EXCERPTED RECORDS:
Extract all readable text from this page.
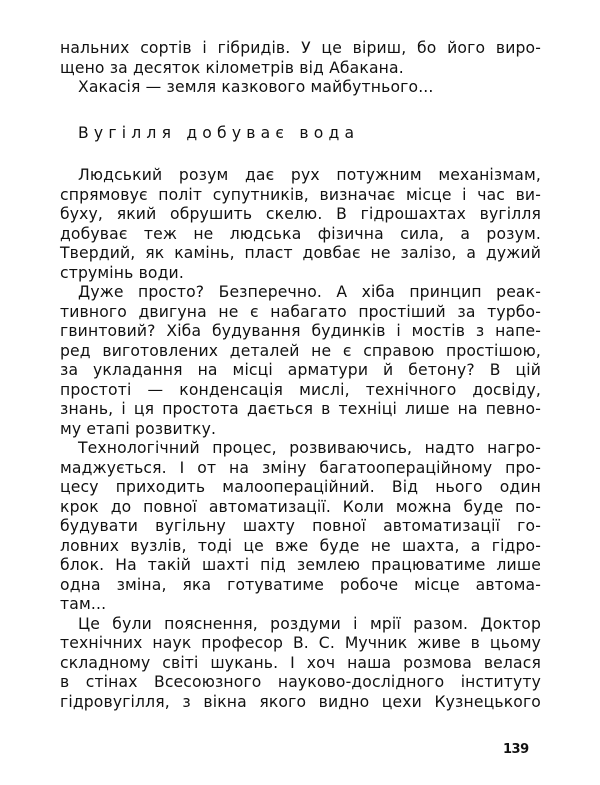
нальних сортів і гібридів. У це віриш, бо його виро-
щено за десяток кілометрів від Абакана.
Хакасія — земля казкового майбутнього...
Вугілля добуває вода
Людський розум дає рух потужним механізмам,
спрямовує політ супутників, визначає місце і час ви-
буху, який обрушить скелю. В гідрошахтах вугілля
добуває теж не людська фізична сила, а розум.
Твердий, як камінь, пласт довбає не залізо, а дужий
струмінь води.
Дуже просто? Безперечно. А хіба принцип реак-
тивного двигуна не є набагато простіший за турбо-
гвинтовий? Хіба будування будинків і мостів з напе-
ред виготовлених деталей не є справою простішою,
за укладання на місці арматури й бетону? В цій
простоті — конденсація мислі, технічного досвіду,
знань, і ця простота дається в техніці лише на певно-
му етапі розвитку.
Технологічний процес, розвиваючись, надто нагро-
маджується. І от на зміну багатоопераційному про-
цесу приходить малоопераційний. Від нього один
крок до повної автоматизації. Коли можна буде по-
будувати вугільну шахту повної автоматизації го-
ловних вузлів, тоді це вже буде не шахта, а гідро-
блок. На такій шахті під землею працюватиме лише
одна зміна, яка готуватиме робоче місце автома-
там...
Це були пояснення, роздуми і мрії разом. Доктор
технічних наук професор В. С. Мучник живе в цьому
складному світі шукань. І хоч наша розмова велася
в стінах Всесоюзного науково-дослідного інституту
гідровугілля, з вікна якого видно цехи Кузнецького
139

REQUEST:
Extract all lines of the records above that include "добуває".

ANSWER BELOW:
Вугілля добуває вода
добуває теж не людська фізична сила, а розум.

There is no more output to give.